◆ **TASK STATEMENT**:
Extract every record, exactly as written, and ignore the pictures.

-*-

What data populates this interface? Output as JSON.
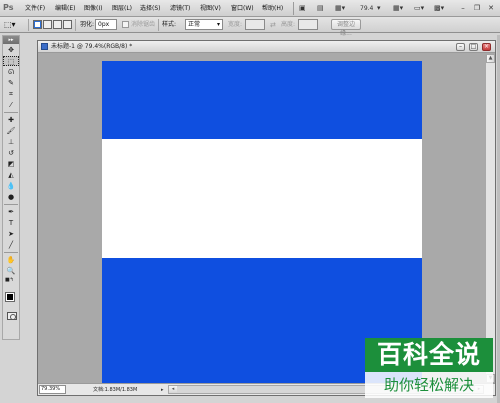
{
  "menubar": {
    "logo": "Ps",
    "items": [
      "文件(F)",
      "编辑(E)",
      "图像(I)",
      "图层(L)",
      "选择(S)",
      "滤镜(T)",
      "视图(V)",
      "窗口(W)",
      "帮助(H)"
    ],
    "zoom": "79.4"
  },
  "options": {
    "feather_label": "羽化:",
    "feather_value": "0px",
    "antialias_label": "消除锯齿",
    "style_label": "样式:",
    "style_value": "正常",
    "width_label": "宽度:",
    "height_label": "高度:",
    "refine_edge": "调整边缘..."
  },
  "tools": {
    "header": "▸▸"
  },
  "document": {
    "title": "未标题-1 @ 79.4%(RGB/8) *",
    "zoom": "79.39%",
    "info": "文档:1.83M/1.83M",
    "stripe_colors": {
      "top": "#0f4fe0",
      "middle": "#ffffff",
      "bottom": "#0f4fe0"
    }
  },
  "watermark": {
    "title": "百科全说",
    "subtitle": "助你轻松解决"
  }
}
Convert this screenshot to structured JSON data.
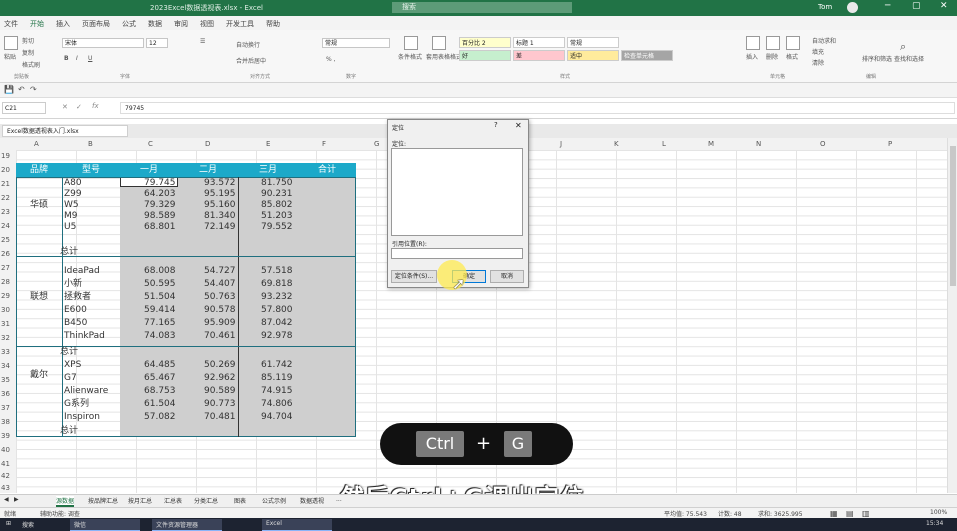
{
  "titlebar": {
    "title": "2023Excel数据透视表.xlsx - Excel",
    "search_placeholder": "搜索",
    "user": "Tom",
    "minimize": "─",
    "restore": "▢",
    "close": "✕"
  },
  "ribbon_tabs": [
    "文件",
    "开始",
    "插入",
    "页面布局",
    "公式",
    "数据",
    "审阅",
    "视图",
    "开发工具",
    "帮助"
  ],
  "ribbon": {
    "paste": "粘贴",
    "cut": "剪切",
    "copy": "复制",
    "format_painter": "格式刷",
    "font_name": "宋体",
    "font_size": "12",
    "wrap_text": "自动换行",
    "merge_center": "合并后居中",
    "number_format": "常规",
    "cond_format": "条件格式",
    "table_format": "套用表格格式",
    "styles": [
      {
        "label": "百分比 2",
        "bg": "#ffffcc"
      },
      {
        "label": "标题 1",
        "bg": "#ffffff"
      },
      {
        "label": "常规",
        "bg": "#ffffff"
      },
      {
        "label": "好",
        "bg": "#c6efce"
      },
      {
        "label": "差",
        "bg": "#ffc7ce"
      },
      {
        "label": "适中",
        "bg": "#ffeb9c"
      },
      {
        "label": "检查单元格",
        "bg": "#a5a5a5"
      }
    ],
    "insert": "插入",
    "delete": "删除",
    "format": "格式",
    "autosum": "自动求和",
    "fill": "填充",
    "clear": "清除",
    "sort_filter": "排序和筛选",
    "find_select": "查找和选择",
    "groups": [
      "剪贴板",
      "字体",
      "对齐方式",
      "数字",
      "样式",
      "单元格",
      "编辑"
    ]
  },
  "formula_bar": {
    "name_box": "C21",
    "formula": "79745"
  },
  "workbook_tab": "Excel数据透视表入门.xlsx",
  "columns": [
    "A",
    "B",
    "C",
    "D",
    "E",
    "F",
    "G",
    "H",
    "I",
    "J",
    "K",
    "L",
    "M",
    "N",
    "O",
    "P"
  ],
  "rows": [
    "19",
    "20",
    "21",
    "22",
    "23",
    "24",
    "25",
    "26",
    "27",
    "28",
    "29",
    "30",
    "31",
    "32",
    "33",
    "34",
    "35",
    "36",
    "37",
    "38",
    "39",
    "40",
    "41",
    "42",
    "43"
  ],
  "table": {
    "headers": [
      "品牌",
      "型号",
      "一月",
      "二月",
      "三月",
      "合计"
    ],
    "groups": [
      {
        "brand": "华硕",
        "models": [
          "A80",
          "Z99",
          "W5",
          "M9",
          "U5"
        ],
        "jan": [
          "79.745",
          "64.203",
          "79.329",
          "98.589",
          "68.801"
        ],
        "feb": [
          "93.572",
          "95.195",
          "95.160",
          "81.340",
          "72.149"
        ],
        "mar": [
          "81.750",
          "90.231",
          "85.802",
          "51.203",
          "79.552"
        ],
        "subtotal": "总计"
      },
      {
        "brand": "联想",
        "models": [
          "IdeaPad",
          "小新",
          "拯救者",
          "E600",
          "B450",
          "ThinkPad"
        ],
        "jan": [
          "68.008",
          "50.595",
          "51.504",
          "59.414",
          "77.165",
          "74.083"
        ],
        "feb": [
          "54.727",
          "54.407",
          "50.763",
          "90.578",
          "95.909",
          "70.461"
        ],
        "mar": [
          "57.518",
          "69.818",
          "93.232",
          "57.800",
          "87.042",
          "92.978"
        ],
        "subtotal": "总计"
      },
      {
        "brand": "戴尔",
        "models": [
          "XPS",
          "G7",
          "Alienware",
          "G系列",
          "Inspiron"
        ],
        "jan": [
          "64.485",
          "65.467",
          "68.753",
          "61.504",
          "57.082"
        ],
        "feb": [
          "50.269",
          "92.962",
          "90.589",
          "90.773",
          "70.481"
        ],
        "mar": [
          "61.742",
          "85.119",
          "74.915",
          "74.806",
          "94.704"
        ],
        "subtotal": "总计"
      }
    ]
  },
  "goto_dialog": {
    "title": "定位",
    "help": "?",
    "close": "✕",
    "goto_label": "定位:",
    "reference_label": "引用位置(R):",
    "special_button": "定位条件(S)...",
    "ok_button": "确定",
    "cancel_button": "取消"
  },
  "shortcut": {
    "key1": "Ctrl",
    "plus": "+",
    "key2": "G"
  },
  "subtitle": "然后Ctrl+G调出定位",
  "sheet_tabs": [
    "源数据",
    "按品牌汇总",
    "按月汇总",
    "汇总表",
    "分类汇总",
    "图表",
    "公式示例",
    "数据透视",
    "..."
  ],
  "status": {
    "ready": "就绪",
    "accessibility": "辅助功能: 调查",
    "average": "平均值: 75.543",
    "count": "计数: 48",
    "sum": "求和: 3625.995",
    "zoom": "100%"
  },
  "taskbar": {
    "start": "⊞",
    "search": "搜索",
    "apps": [
      "微信",
      "文件资源管理器",
      "Excel"
    ],
    "clock": "15:34"
  }
}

-*-

◆ **THE RESPONSE**:
What data populates this interface? Output as JSON.
{
  "menubar": {
    "logo": "Ps",
    "items": [
      "文件(F)",
      "编辑(E)",
      "图像(I)",
      "图层(L)",
      "选择(S)",
      "滤镜(T)",
      "视图(V)",
      "窗口(W)",
      "帮助(H)"
    ],
    "zoom": "79.4"
  },
  "options": {
    "feather_label": "羽化:",
    "feather_value": "0px",
    "antialias_label": "消除锯齿",
    "style_label": "样式:",
    "style_value": "正常",
    "width_label": "宽度:",
    "height_label": "高度:",
    "refine_edge": "调整边缘..."
  },
  "tools": {
    "header": "▸▸"
  },
  "document": {
    "title": "未标题-1 @ 79.4%(RGB/8) *",
    "zoom": "79.39%",
    "info": "文档:1.83M/1.83M",
    "stripe_colors": {
      "top": "#0f4fe0",
      "middle": "#ffffff",
      "bottom": "#0f4fe0"
    }
  },
  "watermark": {
    "title": "百科全说",
    "subtitle": "助你轻松解决"
  }
}
Convert this screenshot to structured JSON data.
{
  "titlebar": {
    "title": "2023Excel数据透视表.xlsx - Excel",
    "search_placeholder": "搜索",
    "user": "Tom",
    "minimize": "─",
    "restore": "▢",
    "close": "✕"
  },
  "ribbon_tabs": [
    "文件",
    "开始",
    "插入",
    "页面布局",
    "公式",
    "数据",
    "审阅",
    "视图",
    "开发工具",
    "帮助"
  ],
  "ribbon": {
    "paste": "粘贴",
    "cut": "剪切",
    "copy": "复制",
    "format_painter": "格式刷",
    "font_name": "宋体",
    "font_size": "12",
    "wrap_text": "自动换行",
    "merge_center": "合并后居中",
    "number_format": "常规",
    "cond_format": "条件格式",
    "table_format": "套用表格格式",
    "styles": [
      {
        "label": "百分比 2",
        "bg": "#ffffcc"
      },
      {
        "label": "标题 1",
        "bg": "#ffffff"
      },
      {
        "label": "常规",
        "bg": "#ffffff"
      },
      {
        "label": "好",
        "bg": "#c6efce"
      },
      {
        "label": "差",
        "bg": "#ffc7ce"
      },
      {
        "label": "适中",
        "bg": "#ffeb9c"
      },
      {
        "label": "检查单元格",
        "bg": "#a5a5a5"
      }
    ],
    "insert": "插入",
    "delete": "删除",
    "format": "格式",
    "autosum": "自动求和",
    "fill": "填充",
    "clear": "清除",
    "sort_filter": "排序和筛选",
    "find_select": "查找和选择",
    "groups": [
      "剪贴板",
      "字体",
      "对齐方式",
      "数字",
      "样式",
      "单元格",
      "编辑"
    ]
  },
  "formula_bar": {
    "name_box": "C21",
    "formula": "79745"
  },
  "workbook_tab": "Excel数据透视表入门.xlsx",
  "columns": [
    "A",
    "B",
    "C",
    "D",
    "E",
    "F",
    "G",
    "H",
    "I",
    "J",
    "K",
    "L",
    "M",
    "N",
    "O",
    "P"
  ],
  "rows": [
    "19",
    "20",
    "21",
    "22",
    "23",
    "24",
    "25",
    "26",
    "27",
    "28",
    "29",
    "30",
    "31",
    "32",
    "33",
    "34",
    "35",
    "36",
    "37",
    "38",
    "39",
    "40",
    "41",
    "42",
    "43"
  ],
  "table": {
    "headers": [
      "品牌",
      "型号",
      "一月",
      "二月",
      "三月",
      "合计"
    ],
    "groups": [
      {
        "brand": "华硕",
        "models": [
          "A80",
          "Z99",
          "W5",
          "M9",
          "U5"
        ],
        "jan": [
          "79.745",
          "64.203",
          "79.329",
          "98.589",
          "68.801"
        ],
        "feb": [
          "93.572",
          "95.195",
          "95.160",
          "81.340",
          "72.149"
        ],
        "mar": [
          "81.750",
          "90.231",
          "85.802",
          "51.203",
          "79.552"
        ],
        "subtotal": "总计"
      },
      {
        "brand": "联想",
        "models": [
          "IdeaPad",
          "小新",
          "拯救者",
          "E600",
          "B450",
          "ThinkPad"
        ],
        "jan": [
          "68.008",
          "50.595",
          "51.504",
          "59.414",
          "77.165",
          "74.083"
        ],
        "feb": [
          "54.727",
          "54.407",
          "50.763",
          "90.578",
          "95.909",
          "70.461"
        ],
        "mar": [
          "57.518",
          "69.818",
          "93.232",
          "57.800",
          "87.042",
          "92.978"
        ],
        "subtotal": "总计"
      },
      {
        "brand": "戴尔",
        "models": [
          "XPS",
          "G7",
          "Alienware",
          "G系列",
          "Inspiron"
        ],
        "jan": [
          "64.485",
          "65.467",
          "68.753",
          "61.504",
          "57.082"
        ],
        "feb": [
          "50.269",
          "92.962",
          "90.589",
          "90.773",
          "70.481"
        ],
        "mar": [
          "61.742",
          "85.119",
          "74.915",
          "74.806",
          "94.704"
        ],
        "subtotal": "总计"
      }
    ]
  },
  "goto_dialog": {
    "title": "定位",
    "help": "?",
    "close": "✕",
    "goto_label": "定位:",
    "reference_label": "引用位置(R):",
    "special_button": "定位条件(S)...",
    "ok_button": "确定",
    "cancel_button": "取消"
  },
  "shortcut": {
    "key1": "Ctrl",
    "plus": "+",
    "key2": "G"
  },
  "subtitle": "然后Ctrl+G调出定位",
  "sheet_tabs": [
    "源数据",
    "按品牌汇总",
    "按月汇总",
    "汇总表",
    "分类汇总",
    "图表",
    "公式示例",
    "数据透视",
    "..."
  ],
  "status": {
    "ready": "就绪",
    "accessibility": "辅助功能: 调查",
    "average": "平均值: 75.543",
    "count": "计数: 48",
    "sum": "求和: 3625.995",
    "zoom": "100%"
  },
  "taskbar": {
    "start": "⊞",
    "search": "搜索",
    "apps": [
      "微信",
      "文件资源管理器",
      "Excel"
    ],
    "clock": "15:34"
  }
}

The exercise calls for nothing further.